WRITTEN PROBLEM A:
Copy word for word the part of the forum thread on yellow water from AS Amazonia that opens with the words containing "## vauxhallmark (5" and closes with "such a problem.".

------------------------------------

# ADA AS Amazonia = Yellow Water



## Nano Jake (5 Sep 2008)

I recently setup my new 60x30x35 opti with AS Amazonia, problem is the water is really yellow.

I know this is normal but I have been doing 50% Wc's for the last 7 days and its still yellow....  


Jake.


----------



## Garuf (5 Sep 2008)

It lasted nearly a month for me first time round, the second time I bunged a bag of purigen in my filter and it has been crystal clear ever since. 
Well worth the money mate.


----------



## Nano Jake (5 Sep 2008)

So with the Purigen Yellow water was non existent?


----------



## Garuf (5 Sep 2008)

Yeah the water was like crystal. you still need to keep up the water changes though.


----------



## vauxhallmark (5 Sep 2008)

I noticed the same thing - got up the first morning and I could see the water was yellow from across the room.

I put the bag of carbon that came with my Tetra filter (which I hadn't planned on using) in the filter, that cleared it up too. I haven't tried purigen yet - hopefully by the time my carbon's exhausted the yellow won't be such a problem.

Good luck,

Mark


----------



## zig (5 Sep 2008)

Carbon clears it up in a day or two.


----------

------------------------------------

WRITTEN PROBLEM B:
Repeat verbatim the portion of the listing below that runs from its start through the line containing "legend: ~D Notes", both ends included.

(Some records)
------------------------------------

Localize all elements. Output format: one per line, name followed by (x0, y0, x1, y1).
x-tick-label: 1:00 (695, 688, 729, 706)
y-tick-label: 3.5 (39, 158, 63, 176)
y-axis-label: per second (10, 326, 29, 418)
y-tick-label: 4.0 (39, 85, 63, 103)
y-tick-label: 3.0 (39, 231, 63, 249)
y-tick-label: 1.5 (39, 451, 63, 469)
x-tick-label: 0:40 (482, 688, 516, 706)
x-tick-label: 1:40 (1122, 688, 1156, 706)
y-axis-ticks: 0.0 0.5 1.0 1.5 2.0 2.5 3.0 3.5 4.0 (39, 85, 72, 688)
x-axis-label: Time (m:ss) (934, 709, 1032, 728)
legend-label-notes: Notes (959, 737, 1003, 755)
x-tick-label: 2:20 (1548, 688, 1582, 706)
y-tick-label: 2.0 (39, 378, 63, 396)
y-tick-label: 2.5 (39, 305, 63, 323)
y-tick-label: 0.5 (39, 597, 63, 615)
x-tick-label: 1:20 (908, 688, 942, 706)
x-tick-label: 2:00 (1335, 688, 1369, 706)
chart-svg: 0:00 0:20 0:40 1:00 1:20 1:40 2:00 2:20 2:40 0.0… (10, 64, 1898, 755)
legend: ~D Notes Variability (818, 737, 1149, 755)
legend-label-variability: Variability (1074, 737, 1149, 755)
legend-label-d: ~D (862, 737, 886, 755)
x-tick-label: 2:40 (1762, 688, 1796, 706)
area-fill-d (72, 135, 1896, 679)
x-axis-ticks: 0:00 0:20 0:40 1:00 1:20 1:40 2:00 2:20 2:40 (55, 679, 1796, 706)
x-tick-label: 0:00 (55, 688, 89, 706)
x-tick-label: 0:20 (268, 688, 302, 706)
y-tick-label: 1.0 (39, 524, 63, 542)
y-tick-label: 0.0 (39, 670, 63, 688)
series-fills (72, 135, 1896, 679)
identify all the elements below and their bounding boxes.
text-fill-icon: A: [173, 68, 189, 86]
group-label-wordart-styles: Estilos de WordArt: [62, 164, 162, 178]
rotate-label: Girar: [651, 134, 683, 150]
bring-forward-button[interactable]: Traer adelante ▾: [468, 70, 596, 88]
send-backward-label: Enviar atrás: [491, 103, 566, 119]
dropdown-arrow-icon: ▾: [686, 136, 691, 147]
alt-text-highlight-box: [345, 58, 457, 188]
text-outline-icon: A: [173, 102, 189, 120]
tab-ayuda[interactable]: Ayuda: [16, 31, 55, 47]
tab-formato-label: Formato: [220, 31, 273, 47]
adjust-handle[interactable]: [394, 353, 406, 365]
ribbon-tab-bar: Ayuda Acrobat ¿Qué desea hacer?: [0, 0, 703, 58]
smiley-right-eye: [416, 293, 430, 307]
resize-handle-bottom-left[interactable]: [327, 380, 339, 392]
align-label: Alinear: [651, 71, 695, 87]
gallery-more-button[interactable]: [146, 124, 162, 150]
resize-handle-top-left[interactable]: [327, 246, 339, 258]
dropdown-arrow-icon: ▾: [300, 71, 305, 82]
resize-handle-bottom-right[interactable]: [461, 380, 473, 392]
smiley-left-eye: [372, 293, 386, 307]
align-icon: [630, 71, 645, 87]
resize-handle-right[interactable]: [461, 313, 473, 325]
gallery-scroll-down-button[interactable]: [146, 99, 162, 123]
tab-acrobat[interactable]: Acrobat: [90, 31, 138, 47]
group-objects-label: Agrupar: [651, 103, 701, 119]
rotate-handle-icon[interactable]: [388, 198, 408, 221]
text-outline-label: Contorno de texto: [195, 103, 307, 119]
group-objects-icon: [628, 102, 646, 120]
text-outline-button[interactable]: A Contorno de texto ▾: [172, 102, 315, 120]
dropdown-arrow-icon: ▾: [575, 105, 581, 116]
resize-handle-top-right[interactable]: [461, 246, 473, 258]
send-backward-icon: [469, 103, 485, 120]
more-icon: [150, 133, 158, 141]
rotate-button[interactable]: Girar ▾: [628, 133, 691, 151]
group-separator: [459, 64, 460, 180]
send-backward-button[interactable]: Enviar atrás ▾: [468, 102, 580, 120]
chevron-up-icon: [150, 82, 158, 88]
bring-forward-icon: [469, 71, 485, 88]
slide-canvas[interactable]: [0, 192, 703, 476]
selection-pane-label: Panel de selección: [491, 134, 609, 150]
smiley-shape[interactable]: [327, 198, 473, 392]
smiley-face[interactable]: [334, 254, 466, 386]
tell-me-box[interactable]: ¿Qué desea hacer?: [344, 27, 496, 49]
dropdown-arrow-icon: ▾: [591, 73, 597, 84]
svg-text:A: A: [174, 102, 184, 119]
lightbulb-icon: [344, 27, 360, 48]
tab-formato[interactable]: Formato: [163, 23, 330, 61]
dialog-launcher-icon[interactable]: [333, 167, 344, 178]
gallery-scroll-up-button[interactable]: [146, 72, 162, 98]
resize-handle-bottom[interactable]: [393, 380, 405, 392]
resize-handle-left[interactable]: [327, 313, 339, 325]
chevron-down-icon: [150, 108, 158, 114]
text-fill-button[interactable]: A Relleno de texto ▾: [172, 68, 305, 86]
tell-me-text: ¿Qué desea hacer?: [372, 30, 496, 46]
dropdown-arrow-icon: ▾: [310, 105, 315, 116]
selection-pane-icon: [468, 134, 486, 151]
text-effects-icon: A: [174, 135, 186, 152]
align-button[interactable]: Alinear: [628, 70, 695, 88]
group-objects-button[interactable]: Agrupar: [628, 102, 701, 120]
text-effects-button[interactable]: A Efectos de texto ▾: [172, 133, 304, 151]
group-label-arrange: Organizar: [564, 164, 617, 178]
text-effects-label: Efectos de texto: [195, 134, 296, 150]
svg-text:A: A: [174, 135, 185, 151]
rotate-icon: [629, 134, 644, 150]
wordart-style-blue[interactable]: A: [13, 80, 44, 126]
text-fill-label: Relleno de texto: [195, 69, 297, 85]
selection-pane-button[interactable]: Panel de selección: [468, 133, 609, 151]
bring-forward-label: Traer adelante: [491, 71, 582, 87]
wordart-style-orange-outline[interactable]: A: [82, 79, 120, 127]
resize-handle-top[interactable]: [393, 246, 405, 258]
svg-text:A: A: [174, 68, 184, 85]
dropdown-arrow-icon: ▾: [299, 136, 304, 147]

------------------------------------

RESULT A:
## vauxhallmark (5 Sep 2008)

I noticed the same thing - got up the first morning and I could see the water was yellow from across the room.

I put the bag of carbon that came with my Tetra filter (which I hadn't planned on using) in the filter, that cleared it up too. I haven't tried purigen yet - hopefully by the time my carbon's exhausted the yellow won't be such a problem.

RESULT B:
Localize all elements. Output format: one per line, name followed by (x0, y0, x1, y1).
x-tick-label: 1:00 (695, 688, 729, 706)
y-tick-label: 3.5 (39, 158, 63, 176)
y-axis-label: per second (10, 326, 29, 418)
y-tick-label: 4.0 (39, 85, 63, 103)
y-tick-label: 3.0 (39, 231, 63, 249)
y-tick-label: 1.5 (39, 451, 63, 469)
x-tick-label: 0:40 (482, 688, 516, 706)
x-tick-label: 1:40 (1122, 688, 1156, 706)
y-axis-ticks: 0.0 0.5 1.0 1.5 2.0 2.5 3.0 3.5 4.0 (39, 85, 72, 688)
x-axis-label: Time (m:ss) (934, 709, 1032, 728)
legend-label-notes: Notes (959, 737, 1003, 755)
x-tick-label: 2:20 (1548, 688, 1582, 706)
y-tick-label: 2.0 (39, 378, 63, 396)
y-tick-label: 2.5 (39, 305, 63, 323)
y-tick-label: 0.5 (39, 597, 63, 615)
x-tick-label: 1:20 (908, 688, 942, 706)
x-tick-label: 2:00 (1335, 688, 1369, 706)
chart-svg: 0:00 0:20 0:40 1:00 1:20 1:40 2:00 2:20 2:40 0.0… (10, 64, 1898, 755)
legend: ~D Notes Variability (818, 737, 1149, 755)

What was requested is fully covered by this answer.